REQUIRED WORK » The complete listing should be restated exactly.

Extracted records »
=-=-=-=-=
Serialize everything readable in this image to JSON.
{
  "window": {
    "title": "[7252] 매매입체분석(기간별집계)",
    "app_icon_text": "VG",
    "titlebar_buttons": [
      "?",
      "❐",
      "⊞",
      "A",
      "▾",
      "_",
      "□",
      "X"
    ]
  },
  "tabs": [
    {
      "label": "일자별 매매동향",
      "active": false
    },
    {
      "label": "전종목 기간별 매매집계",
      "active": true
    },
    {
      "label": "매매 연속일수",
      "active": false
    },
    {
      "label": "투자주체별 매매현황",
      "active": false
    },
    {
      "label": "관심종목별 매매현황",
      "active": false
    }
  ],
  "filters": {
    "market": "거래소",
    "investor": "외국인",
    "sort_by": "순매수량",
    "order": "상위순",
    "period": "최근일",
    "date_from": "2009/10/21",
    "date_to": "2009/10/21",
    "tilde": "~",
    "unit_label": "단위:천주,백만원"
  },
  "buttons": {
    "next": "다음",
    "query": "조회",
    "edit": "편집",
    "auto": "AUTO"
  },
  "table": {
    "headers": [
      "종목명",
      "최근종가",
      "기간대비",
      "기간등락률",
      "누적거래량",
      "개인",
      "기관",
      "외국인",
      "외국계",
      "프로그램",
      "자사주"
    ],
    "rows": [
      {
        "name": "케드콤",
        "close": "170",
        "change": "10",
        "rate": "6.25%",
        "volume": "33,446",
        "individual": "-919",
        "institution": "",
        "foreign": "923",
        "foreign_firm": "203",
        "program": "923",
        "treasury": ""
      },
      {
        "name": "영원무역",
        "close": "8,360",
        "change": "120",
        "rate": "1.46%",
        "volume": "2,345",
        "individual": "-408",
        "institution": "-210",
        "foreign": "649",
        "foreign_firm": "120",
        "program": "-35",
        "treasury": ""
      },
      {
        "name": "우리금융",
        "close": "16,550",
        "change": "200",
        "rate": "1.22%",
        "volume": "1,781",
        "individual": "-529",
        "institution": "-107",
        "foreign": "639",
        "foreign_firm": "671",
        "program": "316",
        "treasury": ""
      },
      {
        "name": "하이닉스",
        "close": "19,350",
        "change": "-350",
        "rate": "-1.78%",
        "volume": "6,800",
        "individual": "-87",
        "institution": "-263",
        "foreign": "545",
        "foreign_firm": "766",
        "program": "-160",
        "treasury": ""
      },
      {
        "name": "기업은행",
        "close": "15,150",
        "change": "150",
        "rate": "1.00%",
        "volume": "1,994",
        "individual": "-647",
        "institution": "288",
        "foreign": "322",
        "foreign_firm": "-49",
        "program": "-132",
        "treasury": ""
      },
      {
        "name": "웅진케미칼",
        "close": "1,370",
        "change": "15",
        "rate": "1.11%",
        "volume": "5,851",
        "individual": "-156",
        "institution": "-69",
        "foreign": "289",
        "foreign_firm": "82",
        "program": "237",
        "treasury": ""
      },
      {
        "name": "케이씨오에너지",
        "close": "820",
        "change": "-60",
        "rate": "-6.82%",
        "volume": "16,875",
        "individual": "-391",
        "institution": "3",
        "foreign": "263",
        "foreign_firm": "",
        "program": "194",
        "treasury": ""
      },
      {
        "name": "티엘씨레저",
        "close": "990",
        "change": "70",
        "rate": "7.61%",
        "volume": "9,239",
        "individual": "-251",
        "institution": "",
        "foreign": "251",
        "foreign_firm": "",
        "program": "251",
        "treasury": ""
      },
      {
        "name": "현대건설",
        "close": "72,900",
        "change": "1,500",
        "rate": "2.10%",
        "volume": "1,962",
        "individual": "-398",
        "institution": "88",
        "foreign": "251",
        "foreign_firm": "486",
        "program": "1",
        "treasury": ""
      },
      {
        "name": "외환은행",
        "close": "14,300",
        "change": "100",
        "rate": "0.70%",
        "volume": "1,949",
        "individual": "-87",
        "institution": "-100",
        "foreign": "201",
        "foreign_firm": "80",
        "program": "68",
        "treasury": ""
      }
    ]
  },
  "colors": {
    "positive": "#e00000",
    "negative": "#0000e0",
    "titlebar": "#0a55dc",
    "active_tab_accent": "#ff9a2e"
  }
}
=-=-=-=-=
SOLUTION »
Serialize everything readable in this image to JSON.
{
  "window": {
    "title": "[7252] 매매입체분석(기간별집계)",
    "app_icon_text": "VG",
    "titlebar_buttons": [
      "?",
      "❐",
      "⊞",
      "A",
      "▾",
      "_",
      "□",
      "X"
    ]
  },
  "tabs": [
    {
      "label": "일자별 매매동향",
      "active": false
    },
    {
      "label": "전종목 기간별 매매집계",
      "active": true
    },
    {
      "label": "매매 연속일수",
      "active": false
    },
    {
      "label": "투자주체별 매매현황",
      "active": false
    },
    {
      "label": "관심종목별 매매현황",
      "active": false
    }
  ],
  "filters": {
    "market": "거래소",
    "investor": "외국인",
    "sort_by": "순매수량",
    "order": "상위순",
    "period": "최근일",
    "date_from": "2009/10/21",
    "date_to": "2009/10/21",
    "tilde": "~",
    "unit_label": "단위:천주,백만원"
  },
  "buttons": {
    "next": "다음",
    "query": "조회",
    "edit": "편집",
    "auto": "AUTO"
  },
  "table": {
    "headers": [
      "종목명",
      "최근종가",
      "기간대비",
      "기간등락률",
      "누적거래량",
      "개인",
      "기관",
      "외국인",
      "외국계",
      "프로그램",
      "자사주"
    ],
    "rows": [
      {
        "name": "케드콤",
        "close": "170",
        "change": "10",
        "rate": "6.25%",
        "volume": "33,446",
        "individual": "-919",
        "institution": "",
        "foreign": "923",
        "foreign_firm": "203",
        "program": "923",
        "treasury": ""
      },
      {
        "name": "영원무역",
        "close": "8,360",
        "change": "120",
        "rate": "1.46%",
        "volume": "2,345",
        "individual": "-408",
        "institution": "-210",
        "foreign": "649",
        "foreign_firm": "120",
        "program": "-35",
        "treasury": ""
      },
      {
        "name": "우리금융",
        "close": "16,550",
        "change": "200",
        "rate": "1.22%",
        "volume": "1,781",
        "individual": "-529",
        "institution": "-107",
        "foreign": "639",
        "foreign_firm": "671",
        "program": "316",
        "treasury": ""
      },
      {
        "name": "하이닉스",
        "close": "19,350",
        "change": "-350",
        "rate": "-1.78%",
        "volume": "6,800",
        "individual": "-87",
        "institution": "-263",
        "foreign": "545",
        "foreign_firm": "766",
        "program": "-160",
        "treasury": ""
      },
      {
        "name": "기업은행",
        "close": "15,150",
        "change": "150",
        "rate": "1.00%",
        "volume": "1,994",
        "individual": "-647",
        "institution": "288",
        "foreign": "322",
        "foreign_firm": "-49",
        "program": "-132",
        "treasury": ""
      },
      {
        "name": "웅진케미칼",
        "close": "1,370",
        "change": "15",
        "rate": "1.11%",
        "volume": "5,851",
        "individual": "-156",
        "institution": "-69",
        "foreign": "289",
        "foreign_firm": "82",
        "program": "237",
        "treasury": ""
      },
      {
        "name": "케이씨오에너지",
        "close": "820",
        "change": "-60",
        "rate": "-6.82%",
        "volume": "16,875",
        "individual": "-391",
        "institution": "3",
        "foreign": "263",
        "foreign_firm": "",
        "program": "194",
        "treasury": ""
      },
      {
        "name": "티엘씨레저",
        "close": "990",
        "change": "70",
        "rate": "7.61%",
        "volume": "9,239",
        "individual": "-251",
        "institution": "",
        "foreign": "251",
        "foreign_firm": "",
        "program": "251",
        "treasury": ""
      },
      {
        "name": "현대건설",
        "close": "72,900",
        "change": "1,500",
        "rate": "2.10%",
        "volume": "1,962",
        "individual": "-398",
        "institution": "88",
        "foreign": "251",
        "foreign_firm": "486",
        "program": "1",
        "treasury": ""
      },
      {
        "name": "외환은행",
        "close": "14,300",
        "change": "100",
        "rate": "0.70%",
        "volume": "1,949",
        "individual": "-87",
        "institution": "-100",
        "foreign": "201",
        "foreign_firm": "80",
        "program": "68",
        "treasury": ""
      }
    ]
  },
  "colors": {
    "positive": "#e00000",
    "negative": "#0000e0",
    "titlebar": "#0a55dc",
    "active_tab_accent": "#ff9a2e"
  }
}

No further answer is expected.